--- START ---
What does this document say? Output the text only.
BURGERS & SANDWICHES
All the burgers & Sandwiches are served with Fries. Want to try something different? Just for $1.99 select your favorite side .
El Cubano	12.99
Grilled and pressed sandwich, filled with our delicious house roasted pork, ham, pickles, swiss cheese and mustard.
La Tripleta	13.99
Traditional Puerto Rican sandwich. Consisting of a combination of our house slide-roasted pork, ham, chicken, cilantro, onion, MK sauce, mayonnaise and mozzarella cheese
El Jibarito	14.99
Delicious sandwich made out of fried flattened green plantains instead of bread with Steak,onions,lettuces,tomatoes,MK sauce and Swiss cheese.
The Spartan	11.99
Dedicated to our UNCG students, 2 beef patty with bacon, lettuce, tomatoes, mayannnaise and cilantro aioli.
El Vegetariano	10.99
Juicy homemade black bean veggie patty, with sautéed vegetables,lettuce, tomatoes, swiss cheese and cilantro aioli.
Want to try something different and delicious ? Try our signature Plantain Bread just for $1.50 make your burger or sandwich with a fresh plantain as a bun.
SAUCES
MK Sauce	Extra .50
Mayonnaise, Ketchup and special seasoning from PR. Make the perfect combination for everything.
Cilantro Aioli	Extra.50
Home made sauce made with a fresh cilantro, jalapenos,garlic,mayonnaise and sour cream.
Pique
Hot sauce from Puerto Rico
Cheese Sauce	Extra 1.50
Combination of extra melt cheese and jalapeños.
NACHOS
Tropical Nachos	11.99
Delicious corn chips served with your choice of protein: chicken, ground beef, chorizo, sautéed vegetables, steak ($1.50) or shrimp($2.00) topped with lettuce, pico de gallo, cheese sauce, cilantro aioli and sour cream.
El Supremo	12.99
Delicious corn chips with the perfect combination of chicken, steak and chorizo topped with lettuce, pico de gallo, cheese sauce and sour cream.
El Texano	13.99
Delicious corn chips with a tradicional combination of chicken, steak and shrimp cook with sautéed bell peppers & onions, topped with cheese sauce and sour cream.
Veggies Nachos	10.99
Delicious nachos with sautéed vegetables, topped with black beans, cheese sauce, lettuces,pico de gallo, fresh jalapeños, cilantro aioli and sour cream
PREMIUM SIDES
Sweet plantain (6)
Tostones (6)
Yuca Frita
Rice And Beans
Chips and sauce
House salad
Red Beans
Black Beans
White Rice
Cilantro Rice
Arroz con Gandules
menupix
--- END ---
* Problem statement
How many of the lines in the listing hold "chorizo"? Only the number should be given.

* Response to the task
2